Some records:
——————

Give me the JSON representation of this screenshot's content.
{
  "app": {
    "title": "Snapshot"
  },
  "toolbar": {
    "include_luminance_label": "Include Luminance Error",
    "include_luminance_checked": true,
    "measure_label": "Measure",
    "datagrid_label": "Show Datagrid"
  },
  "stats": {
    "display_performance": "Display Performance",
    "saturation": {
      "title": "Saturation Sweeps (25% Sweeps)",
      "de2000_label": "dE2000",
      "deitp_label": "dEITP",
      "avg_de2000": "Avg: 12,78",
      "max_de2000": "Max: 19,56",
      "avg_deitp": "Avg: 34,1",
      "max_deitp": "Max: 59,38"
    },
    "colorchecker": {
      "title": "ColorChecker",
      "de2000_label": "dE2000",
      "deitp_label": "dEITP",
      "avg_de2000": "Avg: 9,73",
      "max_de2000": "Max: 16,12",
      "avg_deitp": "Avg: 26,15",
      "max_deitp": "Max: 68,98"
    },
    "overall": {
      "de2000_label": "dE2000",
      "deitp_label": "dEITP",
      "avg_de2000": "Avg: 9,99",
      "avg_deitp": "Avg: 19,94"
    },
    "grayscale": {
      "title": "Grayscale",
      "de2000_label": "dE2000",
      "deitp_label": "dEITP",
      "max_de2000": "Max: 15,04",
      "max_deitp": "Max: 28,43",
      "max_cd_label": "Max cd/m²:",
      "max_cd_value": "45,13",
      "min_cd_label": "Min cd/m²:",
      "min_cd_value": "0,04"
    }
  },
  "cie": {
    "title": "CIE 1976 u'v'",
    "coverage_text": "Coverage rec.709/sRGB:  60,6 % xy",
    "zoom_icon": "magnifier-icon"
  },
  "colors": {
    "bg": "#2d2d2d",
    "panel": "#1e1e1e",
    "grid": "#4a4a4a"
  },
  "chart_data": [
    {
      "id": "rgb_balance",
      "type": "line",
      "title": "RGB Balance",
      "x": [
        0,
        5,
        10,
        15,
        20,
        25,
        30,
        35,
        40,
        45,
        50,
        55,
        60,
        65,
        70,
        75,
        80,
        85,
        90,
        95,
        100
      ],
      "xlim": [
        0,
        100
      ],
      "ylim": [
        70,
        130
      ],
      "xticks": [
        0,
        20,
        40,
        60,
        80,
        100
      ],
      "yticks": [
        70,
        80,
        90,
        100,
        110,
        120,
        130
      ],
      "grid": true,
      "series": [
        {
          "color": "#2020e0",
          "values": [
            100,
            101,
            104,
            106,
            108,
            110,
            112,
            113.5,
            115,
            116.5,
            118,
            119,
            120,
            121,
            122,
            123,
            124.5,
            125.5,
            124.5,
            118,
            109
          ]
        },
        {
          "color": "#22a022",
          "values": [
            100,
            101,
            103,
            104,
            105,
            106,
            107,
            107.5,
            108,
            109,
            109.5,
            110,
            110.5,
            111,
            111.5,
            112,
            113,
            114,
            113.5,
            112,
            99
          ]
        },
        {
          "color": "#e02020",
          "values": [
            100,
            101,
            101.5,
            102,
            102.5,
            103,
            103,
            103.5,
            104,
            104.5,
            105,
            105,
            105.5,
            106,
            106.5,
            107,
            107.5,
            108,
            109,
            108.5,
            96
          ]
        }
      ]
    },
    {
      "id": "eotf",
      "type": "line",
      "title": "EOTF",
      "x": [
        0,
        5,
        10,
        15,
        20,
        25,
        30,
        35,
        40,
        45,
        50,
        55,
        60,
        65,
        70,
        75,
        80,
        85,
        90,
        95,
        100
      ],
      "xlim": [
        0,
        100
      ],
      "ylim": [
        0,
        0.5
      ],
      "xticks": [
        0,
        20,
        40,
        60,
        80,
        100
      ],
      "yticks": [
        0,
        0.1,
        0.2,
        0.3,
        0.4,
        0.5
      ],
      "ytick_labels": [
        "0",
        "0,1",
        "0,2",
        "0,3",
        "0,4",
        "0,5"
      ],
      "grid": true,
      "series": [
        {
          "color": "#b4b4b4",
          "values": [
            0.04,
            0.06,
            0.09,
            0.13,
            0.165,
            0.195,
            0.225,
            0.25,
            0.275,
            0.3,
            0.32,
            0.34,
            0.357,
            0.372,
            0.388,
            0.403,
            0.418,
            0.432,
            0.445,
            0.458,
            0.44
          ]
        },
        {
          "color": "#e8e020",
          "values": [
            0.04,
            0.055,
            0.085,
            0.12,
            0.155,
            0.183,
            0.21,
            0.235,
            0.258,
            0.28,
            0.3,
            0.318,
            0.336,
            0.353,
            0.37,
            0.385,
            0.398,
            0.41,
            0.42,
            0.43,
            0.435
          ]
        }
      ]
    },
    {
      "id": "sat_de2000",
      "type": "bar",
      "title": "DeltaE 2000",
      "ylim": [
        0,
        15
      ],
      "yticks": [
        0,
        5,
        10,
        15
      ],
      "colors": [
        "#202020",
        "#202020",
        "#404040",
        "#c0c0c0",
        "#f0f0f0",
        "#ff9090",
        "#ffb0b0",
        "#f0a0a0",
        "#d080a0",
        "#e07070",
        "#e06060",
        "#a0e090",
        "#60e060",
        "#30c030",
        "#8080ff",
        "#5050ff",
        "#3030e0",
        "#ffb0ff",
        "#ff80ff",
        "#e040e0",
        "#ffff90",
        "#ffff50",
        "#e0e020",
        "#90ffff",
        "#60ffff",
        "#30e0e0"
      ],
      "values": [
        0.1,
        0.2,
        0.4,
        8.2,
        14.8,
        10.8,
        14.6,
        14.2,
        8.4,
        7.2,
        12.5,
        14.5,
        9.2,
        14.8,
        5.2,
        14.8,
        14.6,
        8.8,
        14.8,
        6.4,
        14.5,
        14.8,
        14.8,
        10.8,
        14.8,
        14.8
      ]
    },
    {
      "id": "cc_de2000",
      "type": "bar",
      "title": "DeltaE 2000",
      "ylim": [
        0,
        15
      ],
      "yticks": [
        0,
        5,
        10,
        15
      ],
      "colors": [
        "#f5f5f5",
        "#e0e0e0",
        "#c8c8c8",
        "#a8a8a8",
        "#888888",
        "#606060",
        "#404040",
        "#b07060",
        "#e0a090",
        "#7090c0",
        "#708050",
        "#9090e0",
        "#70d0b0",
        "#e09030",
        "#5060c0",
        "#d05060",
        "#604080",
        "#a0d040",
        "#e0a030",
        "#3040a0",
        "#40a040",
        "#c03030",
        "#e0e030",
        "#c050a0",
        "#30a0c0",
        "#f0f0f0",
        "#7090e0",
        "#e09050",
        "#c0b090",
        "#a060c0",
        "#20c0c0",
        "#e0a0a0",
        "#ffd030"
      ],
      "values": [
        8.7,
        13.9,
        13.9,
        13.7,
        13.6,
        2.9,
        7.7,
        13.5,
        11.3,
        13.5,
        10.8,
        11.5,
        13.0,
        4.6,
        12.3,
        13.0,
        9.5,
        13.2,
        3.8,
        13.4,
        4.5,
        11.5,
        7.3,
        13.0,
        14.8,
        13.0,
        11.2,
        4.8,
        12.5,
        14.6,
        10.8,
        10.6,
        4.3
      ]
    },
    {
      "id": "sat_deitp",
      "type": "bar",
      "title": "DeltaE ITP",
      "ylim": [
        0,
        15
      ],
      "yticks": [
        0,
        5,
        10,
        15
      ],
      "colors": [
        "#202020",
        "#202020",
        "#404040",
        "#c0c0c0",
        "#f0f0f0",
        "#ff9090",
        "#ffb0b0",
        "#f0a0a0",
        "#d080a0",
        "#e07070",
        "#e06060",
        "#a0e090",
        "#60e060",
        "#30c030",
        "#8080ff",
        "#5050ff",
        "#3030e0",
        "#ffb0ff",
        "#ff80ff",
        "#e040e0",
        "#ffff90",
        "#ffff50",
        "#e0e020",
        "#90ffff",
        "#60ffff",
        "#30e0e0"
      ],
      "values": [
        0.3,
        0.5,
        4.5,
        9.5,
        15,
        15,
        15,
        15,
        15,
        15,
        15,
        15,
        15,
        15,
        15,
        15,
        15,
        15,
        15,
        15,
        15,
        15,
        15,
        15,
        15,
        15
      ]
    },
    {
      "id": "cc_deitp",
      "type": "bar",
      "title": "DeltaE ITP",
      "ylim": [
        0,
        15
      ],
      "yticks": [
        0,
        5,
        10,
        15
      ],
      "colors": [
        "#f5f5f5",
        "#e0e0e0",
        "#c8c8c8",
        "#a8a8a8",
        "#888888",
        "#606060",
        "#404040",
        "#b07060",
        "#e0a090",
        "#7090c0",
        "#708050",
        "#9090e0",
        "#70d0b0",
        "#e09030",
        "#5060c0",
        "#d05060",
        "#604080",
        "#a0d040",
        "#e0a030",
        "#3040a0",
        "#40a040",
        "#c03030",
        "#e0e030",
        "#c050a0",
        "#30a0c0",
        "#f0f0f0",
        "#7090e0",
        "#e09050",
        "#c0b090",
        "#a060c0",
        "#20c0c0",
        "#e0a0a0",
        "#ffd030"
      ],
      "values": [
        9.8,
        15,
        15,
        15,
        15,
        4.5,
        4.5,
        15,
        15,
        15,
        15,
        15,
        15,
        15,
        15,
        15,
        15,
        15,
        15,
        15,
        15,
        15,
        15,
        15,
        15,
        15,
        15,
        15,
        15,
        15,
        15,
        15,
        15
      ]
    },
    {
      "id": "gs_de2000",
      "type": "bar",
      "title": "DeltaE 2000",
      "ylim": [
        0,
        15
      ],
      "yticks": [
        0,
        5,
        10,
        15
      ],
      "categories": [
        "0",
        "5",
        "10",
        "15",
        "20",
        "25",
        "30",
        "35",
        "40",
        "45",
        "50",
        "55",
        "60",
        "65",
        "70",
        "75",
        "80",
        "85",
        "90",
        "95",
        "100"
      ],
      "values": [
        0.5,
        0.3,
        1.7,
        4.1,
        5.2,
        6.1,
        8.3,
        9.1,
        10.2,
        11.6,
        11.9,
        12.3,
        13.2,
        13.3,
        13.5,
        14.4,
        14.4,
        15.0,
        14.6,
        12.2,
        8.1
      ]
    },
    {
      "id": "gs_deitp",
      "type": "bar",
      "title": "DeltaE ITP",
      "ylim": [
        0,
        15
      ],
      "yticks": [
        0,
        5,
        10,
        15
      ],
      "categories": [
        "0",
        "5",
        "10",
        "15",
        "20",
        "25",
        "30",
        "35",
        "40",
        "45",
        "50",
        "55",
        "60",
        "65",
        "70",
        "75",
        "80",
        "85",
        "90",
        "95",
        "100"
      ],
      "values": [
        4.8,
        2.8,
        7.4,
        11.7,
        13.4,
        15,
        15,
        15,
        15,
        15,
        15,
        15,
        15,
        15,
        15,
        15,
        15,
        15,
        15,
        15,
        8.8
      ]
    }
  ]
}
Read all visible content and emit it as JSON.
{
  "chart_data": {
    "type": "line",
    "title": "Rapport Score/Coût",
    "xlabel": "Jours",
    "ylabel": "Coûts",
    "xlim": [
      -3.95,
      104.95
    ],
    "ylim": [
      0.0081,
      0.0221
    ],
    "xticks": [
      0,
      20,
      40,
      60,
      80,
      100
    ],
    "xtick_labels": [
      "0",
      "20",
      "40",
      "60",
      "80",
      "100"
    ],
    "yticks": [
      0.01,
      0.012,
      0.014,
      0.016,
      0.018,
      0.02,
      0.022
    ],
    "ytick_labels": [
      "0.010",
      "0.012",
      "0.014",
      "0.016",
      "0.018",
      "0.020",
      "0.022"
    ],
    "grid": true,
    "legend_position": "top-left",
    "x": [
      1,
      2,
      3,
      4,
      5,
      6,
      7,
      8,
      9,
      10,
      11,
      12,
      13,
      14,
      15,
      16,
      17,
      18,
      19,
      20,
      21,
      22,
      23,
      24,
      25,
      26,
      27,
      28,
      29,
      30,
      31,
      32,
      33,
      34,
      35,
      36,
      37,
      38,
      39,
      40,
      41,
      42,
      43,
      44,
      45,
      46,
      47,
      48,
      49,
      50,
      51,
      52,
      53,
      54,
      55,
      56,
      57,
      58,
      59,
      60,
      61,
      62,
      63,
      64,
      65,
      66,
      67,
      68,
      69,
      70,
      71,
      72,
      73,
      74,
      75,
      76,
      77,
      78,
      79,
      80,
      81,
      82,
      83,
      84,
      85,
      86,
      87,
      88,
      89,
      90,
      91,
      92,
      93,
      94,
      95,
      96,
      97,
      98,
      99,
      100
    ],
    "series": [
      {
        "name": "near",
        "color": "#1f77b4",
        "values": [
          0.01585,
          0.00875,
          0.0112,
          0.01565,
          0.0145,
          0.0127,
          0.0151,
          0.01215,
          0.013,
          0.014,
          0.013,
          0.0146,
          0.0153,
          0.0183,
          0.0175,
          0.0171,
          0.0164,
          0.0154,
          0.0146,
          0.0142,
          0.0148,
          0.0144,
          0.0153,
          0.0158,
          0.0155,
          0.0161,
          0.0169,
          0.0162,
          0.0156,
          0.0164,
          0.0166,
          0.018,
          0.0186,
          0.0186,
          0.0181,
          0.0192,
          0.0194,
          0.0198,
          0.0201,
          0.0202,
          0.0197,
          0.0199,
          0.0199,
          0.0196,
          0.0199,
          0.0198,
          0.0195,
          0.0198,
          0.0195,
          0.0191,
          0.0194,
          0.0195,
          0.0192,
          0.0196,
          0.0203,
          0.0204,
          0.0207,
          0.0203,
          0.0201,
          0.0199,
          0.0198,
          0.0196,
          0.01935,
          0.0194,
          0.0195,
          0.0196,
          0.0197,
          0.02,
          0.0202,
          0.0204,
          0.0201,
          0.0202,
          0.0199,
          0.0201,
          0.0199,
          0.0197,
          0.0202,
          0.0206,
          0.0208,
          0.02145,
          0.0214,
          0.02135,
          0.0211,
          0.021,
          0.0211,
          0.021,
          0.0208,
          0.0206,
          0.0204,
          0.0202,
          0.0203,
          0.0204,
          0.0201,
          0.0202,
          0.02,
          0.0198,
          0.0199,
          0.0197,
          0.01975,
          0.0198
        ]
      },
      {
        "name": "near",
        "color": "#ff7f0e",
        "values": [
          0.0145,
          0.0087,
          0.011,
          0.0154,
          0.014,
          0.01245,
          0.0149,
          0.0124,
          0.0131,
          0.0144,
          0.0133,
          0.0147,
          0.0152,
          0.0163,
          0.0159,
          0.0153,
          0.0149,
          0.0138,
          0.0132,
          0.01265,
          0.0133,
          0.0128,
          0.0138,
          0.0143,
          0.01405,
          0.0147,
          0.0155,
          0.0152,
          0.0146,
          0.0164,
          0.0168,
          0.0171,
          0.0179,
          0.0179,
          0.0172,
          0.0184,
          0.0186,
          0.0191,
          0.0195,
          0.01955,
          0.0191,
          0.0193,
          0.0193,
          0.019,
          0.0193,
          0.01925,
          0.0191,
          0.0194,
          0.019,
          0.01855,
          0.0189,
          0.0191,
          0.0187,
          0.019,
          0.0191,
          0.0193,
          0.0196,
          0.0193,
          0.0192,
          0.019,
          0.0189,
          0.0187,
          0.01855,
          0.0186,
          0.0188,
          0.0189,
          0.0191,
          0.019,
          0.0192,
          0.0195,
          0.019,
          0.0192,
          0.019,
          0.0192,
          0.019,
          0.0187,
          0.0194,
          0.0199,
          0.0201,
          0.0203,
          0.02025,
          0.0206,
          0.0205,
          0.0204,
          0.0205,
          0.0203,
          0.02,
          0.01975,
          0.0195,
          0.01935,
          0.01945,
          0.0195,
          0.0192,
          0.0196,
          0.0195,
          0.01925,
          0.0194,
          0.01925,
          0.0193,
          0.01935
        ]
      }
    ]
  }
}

——————

- Set task
Pick out each line above that includes "JSON" and show it.

- Solution to this task
Give me the JSON representation of this screenshot's content.
Read all visible content and emit it as JSON.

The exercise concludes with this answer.